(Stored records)
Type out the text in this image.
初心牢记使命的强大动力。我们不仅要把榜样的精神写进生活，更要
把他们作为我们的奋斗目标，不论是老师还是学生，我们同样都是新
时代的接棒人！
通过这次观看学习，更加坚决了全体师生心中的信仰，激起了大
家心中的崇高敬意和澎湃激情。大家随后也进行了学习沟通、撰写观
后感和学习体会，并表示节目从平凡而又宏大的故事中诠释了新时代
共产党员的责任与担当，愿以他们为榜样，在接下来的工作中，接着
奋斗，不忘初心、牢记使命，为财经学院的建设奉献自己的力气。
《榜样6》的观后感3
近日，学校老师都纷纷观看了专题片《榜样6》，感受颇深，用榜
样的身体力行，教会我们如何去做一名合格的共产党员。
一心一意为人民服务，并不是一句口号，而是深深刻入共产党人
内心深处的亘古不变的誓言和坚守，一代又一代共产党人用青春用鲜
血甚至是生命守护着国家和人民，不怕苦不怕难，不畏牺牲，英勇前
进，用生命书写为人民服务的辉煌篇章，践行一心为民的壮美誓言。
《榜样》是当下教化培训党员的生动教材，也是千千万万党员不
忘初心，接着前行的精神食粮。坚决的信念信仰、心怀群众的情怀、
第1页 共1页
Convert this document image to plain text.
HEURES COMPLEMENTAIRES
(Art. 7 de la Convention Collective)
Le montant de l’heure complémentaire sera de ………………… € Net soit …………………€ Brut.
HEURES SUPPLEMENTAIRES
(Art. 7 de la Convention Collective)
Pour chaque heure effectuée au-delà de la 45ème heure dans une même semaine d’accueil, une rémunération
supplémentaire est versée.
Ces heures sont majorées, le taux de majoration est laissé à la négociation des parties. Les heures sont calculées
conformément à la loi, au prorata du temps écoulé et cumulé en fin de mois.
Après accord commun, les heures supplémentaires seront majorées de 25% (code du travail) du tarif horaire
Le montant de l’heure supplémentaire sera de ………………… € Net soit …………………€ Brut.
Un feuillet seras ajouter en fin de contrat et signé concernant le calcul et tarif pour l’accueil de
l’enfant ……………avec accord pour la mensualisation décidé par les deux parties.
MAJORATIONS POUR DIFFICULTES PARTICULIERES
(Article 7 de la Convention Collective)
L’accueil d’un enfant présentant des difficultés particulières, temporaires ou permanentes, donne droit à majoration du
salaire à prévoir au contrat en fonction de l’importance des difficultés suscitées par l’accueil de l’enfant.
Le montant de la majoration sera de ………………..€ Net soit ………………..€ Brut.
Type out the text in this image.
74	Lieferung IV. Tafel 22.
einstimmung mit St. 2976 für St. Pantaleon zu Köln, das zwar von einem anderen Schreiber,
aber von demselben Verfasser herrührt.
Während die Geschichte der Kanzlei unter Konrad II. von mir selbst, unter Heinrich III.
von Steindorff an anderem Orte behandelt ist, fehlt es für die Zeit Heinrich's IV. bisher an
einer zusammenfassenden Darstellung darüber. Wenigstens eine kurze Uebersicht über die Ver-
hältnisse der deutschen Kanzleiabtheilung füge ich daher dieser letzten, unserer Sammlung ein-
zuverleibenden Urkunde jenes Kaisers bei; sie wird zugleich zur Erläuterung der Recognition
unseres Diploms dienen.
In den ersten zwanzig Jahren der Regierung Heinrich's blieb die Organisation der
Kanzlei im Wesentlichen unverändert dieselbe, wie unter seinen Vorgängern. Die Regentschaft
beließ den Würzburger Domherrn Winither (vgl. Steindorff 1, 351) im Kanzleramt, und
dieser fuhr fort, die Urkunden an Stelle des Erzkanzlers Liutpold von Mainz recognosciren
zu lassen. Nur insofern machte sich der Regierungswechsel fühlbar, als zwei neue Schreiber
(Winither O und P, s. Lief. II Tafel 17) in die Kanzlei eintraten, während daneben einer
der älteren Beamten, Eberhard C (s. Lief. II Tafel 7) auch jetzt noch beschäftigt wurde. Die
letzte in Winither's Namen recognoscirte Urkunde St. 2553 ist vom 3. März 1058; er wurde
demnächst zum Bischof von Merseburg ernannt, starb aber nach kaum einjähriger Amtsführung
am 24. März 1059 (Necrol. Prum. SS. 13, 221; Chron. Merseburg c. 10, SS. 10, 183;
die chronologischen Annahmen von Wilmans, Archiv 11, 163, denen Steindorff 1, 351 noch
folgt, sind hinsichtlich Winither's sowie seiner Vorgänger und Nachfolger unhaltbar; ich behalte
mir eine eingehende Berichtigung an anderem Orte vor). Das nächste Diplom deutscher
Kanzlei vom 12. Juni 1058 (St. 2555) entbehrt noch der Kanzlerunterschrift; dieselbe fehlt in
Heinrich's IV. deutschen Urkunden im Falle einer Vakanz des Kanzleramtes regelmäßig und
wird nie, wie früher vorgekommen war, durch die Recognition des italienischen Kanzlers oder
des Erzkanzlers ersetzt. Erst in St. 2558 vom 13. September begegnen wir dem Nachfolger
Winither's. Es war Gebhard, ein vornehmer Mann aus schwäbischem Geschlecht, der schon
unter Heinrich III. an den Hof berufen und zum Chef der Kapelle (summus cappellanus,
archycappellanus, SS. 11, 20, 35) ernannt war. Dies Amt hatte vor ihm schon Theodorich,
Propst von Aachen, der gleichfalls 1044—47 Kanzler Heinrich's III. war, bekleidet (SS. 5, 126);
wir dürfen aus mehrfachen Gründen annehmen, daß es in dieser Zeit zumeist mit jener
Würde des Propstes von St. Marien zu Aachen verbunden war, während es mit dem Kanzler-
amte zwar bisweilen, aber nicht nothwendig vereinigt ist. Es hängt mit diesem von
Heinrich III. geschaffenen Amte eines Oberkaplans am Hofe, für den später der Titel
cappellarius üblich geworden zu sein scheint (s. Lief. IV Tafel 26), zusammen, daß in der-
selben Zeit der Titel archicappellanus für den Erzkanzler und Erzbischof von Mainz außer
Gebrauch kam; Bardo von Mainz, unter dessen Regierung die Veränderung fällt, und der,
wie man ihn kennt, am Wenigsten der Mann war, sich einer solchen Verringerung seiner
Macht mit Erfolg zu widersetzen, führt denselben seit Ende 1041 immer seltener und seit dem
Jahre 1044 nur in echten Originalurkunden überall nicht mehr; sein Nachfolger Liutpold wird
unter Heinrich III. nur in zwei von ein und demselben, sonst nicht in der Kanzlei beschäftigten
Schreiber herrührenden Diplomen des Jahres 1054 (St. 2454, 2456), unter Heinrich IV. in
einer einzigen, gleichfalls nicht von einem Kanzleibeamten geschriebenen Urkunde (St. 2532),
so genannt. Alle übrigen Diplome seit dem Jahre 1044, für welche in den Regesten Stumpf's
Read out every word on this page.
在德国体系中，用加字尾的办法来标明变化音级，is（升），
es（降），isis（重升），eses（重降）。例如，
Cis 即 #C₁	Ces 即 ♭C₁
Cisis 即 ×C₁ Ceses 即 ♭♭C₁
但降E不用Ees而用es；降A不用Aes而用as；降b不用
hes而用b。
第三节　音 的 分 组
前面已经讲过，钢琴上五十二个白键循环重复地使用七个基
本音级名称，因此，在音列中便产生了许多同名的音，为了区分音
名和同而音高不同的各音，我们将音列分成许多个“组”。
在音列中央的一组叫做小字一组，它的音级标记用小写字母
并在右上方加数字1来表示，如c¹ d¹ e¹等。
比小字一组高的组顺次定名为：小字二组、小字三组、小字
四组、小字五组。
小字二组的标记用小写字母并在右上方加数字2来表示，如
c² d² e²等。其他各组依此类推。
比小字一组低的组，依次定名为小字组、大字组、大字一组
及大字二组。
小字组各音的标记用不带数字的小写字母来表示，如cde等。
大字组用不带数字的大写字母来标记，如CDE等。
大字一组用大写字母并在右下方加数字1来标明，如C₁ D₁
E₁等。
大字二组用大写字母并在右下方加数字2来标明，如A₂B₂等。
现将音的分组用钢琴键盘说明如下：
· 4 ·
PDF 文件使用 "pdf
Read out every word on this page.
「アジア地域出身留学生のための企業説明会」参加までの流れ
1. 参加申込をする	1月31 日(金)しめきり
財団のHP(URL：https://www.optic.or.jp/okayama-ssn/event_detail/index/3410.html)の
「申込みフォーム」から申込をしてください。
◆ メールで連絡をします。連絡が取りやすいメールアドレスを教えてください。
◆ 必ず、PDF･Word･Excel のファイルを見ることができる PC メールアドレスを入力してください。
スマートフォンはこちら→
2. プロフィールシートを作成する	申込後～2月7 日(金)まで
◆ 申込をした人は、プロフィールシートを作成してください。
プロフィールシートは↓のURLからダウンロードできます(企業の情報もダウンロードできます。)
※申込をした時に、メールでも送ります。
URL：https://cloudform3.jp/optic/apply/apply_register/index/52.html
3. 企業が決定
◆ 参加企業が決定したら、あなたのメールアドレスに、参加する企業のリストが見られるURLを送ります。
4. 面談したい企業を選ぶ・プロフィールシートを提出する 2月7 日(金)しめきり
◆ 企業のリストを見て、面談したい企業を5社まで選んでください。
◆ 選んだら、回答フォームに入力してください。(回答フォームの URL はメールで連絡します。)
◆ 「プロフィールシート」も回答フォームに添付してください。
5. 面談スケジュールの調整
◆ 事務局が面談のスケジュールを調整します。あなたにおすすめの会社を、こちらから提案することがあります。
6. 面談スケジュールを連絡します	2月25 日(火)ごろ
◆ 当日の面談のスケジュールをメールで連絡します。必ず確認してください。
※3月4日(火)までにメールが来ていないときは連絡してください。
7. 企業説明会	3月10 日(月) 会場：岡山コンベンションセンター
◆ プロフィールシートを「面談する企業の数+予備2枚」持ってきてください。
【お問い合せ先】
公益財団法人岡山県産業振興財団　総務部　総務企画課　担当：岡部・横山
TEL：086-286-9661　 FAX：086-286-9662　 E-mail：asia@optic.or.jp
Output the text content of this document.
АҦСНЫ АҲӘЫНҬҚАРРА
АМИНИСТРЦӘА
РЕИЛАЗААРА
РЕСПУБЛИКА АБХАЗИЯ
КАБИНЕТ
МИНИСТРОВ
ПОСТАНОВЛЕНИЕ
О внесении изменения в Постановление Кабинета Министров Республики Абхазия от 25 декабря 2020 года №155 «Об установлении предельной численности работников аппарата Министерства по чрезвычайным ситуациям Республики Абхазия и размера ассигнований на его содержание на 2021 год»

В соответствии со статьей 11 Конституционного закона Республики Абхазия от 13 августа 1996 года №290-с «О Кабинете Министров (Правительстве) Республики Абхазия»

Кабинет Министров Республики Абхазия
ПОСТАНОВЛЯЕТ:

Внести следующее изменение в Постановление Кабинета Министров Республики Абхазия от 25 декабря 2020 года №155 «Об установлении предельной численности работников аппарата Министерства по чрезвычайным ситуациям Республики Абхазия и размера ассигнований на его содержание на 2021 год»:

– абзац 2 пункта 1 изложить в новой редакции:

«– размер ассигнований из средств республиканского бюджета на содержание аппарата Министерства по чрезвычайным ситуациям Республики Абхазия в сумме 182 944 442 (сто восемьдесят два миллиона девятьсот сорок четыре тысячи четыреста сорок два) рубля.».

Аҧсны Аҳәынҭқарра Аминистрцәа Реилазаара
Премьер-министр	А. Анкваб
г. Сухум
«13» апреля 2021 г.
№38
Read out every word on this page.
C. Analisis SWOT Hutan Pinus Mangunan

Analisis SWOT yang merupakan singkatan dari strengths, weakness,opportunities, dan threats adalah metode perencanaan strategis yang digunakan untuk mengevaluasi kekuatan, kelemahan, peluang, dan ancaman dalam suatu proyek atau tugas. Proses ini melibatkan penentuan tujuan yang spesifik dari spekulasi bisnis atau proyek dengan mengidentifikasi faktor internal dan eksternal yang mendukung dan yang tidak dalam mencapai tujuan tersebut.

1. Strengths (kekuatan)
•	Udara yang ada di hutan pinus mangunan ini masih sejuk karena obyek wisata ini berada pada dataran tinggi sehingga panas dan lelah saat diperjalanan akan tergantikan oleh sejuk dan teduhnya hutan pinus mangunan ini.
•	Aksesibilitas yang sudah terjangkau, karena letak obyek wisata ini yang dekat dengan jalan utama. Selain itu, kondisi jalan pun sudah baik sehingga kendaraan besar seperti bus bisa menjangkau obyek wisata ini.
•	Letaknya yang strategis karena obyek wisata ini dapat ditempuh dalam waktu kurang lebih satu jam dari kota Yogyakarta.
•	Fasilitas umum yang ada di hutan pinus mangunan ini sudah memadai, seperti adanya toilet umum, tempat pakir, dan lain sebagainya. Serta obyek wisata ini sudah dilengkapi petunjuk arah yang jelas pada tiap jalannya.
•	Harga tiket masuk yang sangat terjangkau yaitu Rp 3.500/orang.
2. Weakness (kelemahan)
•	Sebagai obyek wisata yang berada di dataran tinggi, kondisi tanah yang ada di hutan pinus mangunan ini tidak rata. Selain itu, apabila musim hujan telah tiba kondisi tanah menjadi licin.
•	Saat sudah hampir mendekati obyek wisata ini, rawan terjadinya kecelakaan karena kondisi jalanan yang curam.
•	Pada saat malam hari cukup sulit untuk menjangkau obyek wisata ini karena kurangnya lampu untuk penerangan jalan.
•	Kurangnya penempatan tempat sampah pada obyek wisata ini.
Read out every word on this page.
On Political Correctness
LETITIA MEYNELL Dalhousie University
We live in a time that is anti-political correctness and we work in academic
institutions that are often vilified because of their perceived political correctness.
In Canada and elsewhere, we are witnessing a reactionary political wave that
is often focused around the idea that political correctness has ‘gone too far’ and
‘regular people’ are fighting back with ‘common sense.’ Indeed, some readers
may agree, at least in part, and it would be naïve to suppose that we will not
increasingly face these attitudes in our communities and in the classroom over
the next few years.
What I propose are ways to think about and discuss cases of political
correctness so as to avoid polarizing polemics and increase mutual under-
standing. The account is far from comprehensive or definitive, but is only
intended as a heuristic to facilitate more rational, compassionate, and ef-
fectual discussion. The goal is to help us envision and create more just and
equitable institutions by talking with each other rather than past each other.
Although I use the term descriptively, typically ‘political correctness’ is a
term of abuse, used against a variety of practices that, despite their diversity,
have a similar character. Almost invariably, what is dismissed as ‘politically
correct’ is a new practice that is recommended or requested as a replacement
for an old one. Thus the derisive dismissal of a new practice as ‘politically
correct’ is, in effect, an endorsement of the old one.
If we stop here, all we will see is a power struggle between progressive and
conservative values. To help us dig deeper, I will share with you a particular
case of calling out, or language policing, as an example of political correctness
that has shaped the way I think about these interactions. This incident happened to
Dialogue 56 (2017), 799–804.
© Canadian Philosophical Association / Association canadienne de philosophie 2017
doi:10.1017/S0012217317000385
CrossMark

## Exercise goal
Every line in the data that holds "zwar" should be copied out.

## Answer to the problem
einstimmung mit St. 2976 für St. Pantaleon zu Köln, das zwar von einem anderen Schreiber,
amte zwar bisweilen, aber nicht nothwendig vereinigt ist. Es hängt mit diesem von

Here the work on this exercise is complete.